> [Stored data]
————————

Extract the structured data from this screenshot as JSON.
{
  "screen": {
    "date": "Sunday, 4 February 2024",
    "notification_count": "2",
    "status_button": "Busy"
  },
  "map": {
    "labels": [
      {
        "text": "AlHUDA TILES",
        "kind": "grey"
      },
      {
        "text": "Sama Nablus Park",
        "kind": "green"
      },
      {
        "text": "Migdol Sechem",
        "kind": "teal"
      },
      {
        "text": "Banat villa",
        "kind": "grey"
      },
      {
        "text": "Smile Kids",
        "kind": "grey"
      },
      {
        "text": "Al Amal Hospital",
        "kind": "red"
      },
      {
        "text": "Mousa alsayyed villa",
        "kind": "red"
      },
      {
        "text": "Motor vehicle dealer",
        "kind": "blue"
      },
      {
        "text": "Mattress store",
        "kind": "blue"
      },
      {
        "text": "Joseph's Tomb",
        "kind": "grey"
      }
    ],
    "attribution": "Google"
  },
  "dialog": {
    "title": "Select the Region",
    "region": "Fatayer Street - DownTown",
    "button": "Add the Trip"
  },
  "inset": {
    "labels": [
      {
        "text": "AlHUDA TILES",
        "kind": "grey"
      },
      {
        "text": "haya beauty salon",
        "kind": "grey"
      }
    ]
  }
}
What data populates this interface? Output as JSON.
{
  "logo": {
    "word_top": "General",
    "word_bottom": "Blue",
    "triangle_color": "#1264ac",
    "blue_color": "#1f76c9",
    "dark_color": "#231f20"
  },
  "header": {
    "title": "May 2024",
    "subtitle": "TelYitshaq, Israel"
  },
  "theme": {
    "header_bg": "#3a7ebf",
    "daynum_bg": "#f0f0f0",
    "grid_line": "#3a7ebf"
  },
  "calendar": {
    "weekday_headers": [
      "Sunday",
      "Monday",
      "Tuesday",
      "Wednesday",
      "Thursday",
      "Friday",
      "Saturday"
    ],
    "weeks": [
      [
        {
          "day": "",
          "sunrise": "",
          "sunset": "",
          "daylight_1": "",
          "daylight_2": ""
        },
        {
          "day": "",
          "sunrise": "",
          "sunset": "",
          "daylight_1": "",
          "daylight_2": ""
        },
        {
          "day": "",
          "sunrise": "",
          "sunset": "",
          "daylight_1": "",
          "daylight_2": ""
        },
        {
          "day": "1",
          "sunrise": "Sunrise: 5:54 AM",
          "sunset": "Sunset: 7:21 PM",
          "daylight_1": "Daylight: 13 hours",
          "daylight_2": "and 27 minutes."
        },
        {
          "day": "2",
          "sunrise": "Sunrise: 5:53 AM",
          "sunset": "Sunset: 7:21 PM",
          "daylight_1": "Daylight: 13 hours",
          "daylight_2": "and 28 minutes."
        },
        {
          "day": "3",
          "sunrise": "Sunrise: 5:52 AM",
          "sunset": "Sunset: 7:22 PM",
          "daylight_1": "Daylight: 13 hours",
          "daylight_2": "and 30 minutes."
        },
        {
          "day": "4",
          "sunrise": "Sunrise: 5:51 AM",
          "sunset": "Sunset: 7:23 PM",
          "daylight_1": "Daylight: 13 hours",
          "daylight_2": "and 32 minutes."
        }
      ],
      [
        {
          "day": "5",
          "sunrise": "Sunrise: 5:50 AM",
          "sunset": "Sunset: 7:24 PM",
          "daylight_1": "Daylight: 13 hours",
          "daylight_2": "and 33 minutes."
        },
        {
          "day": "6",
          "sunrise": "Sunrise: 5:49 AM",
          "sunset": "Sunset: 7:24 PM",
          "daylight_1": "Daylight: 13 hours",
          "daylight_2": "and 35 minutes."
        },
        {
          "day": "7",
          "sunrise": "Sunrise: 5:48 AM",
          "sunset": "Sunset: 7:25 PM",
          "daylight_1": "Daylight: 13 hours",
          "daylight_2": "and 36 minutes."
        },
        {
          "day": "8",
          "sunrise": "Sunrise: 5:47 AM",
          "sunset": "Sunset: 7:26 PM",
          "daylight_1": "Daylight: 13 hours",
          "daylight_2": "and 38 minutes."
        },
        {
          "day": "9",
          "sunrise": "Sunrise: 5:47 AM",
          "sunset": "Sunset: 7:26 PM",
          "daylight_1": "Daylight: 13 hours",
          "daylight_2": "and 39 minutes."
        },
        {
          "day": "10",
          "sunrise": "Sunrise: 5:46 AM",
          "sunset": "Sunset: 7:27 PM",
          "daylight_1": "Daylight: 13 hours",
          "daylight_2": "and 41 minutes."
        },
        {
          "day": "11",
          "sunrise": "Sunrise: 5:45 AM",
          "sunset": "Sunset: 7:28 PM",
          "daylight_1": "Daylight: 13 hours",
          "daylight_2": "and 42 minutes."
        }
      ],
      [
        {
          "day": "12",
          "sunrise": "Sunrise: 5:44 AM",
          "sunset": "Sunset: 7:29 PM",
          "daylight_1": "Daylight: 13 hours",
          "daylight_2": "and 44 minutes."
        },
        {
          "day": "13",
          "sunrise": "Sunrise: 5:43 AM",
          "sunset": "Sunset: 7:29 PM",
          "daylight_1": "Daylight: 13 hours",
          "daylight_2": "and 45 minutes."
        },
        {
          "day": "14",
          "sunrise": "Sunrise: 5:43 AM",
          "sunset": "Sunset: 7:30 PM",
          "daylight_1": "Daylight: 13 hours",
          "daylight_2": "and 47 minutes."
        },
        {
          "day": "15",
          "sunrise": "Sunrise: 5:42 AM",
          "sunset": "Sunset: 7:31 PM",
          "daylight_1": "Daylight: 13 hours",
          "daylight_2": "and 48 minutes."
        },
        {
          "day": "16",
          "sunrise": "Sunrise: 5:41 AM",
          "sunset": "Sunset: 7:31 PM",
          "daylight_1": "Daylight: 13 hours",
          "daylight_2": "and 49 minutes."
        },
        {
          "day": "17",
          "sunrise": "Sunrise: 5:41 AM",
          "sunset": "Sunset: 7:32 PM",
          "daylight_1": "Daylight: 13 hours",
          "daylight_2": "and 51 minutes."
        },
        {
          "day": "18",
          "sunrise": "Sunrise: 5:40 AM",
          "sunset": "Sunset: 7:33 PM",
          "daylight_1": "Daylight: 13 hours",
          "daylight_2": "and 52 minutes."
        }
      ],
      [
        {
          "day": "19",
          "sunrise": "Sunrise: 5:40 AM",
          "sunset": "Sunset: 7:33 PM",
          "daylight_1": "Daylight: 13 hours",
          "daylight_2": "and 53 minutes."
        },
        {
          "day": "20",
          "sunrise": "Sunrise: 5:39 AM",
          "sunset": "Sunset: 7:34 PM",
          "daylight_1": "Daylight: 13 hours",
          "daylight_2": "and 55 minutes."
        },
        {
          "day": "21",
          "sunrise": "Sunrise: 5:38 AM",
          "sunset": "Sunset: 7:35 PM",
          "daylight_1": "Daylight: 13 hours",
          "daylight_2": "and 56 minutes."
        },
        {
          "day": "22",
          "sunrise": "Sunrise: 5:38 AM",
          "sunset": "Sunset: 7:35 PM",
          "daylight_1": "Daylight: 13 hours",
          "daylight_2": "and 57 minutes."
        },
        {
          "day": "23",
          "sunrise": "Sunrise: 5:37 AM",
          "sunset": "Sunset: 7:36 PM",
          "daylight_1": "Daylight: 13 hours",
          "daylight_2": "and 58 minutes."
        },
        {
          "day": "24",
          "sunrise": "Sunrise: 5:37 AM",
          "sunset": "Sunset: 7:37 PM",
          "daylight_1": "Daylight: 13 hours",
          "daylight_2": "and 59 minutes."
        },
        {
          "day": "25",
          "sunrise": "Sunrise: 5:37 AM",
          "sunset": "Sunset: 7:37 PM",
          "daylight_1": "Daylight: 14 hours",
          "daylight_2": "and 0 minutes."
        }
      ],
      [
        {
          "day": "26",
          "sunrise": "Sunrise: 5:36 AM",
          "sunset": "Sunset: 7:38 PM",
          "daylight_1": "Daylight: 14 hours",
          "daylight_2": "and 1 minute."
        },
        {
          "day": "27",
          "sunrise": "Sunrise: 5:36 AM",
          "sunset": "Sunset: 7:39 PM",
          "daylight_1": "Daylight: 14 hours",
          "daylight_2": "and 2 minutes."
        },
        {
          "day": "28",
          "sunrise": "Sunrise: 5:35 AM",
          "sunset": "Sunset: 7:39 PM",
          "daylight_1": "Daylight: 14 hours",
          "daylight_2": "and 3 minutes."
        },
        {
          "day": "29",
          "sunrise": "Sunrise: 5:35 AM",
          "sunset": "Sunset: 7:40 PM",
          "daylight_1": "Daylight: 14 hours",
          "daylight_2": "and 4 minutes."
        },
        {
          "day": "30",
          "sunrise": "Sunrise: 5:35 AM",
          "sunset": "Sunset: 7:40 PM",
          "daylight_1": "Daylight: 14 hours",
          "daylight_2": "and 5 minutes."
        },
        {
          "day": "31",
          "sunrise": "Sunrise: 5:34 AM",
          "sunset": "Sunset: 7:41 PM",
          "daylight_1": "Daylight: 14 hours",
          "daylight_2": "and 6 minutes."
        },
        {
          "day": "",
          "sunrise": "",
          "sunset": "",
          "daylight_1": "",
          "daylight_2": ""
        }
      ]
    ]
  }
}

————————

> [What is required]
Pull out every line in the material above where "this" occurs.

> [Output of the exercise]
Extract the structured data from this screenshot as JSON.
What data populates this interface? Output as JSON.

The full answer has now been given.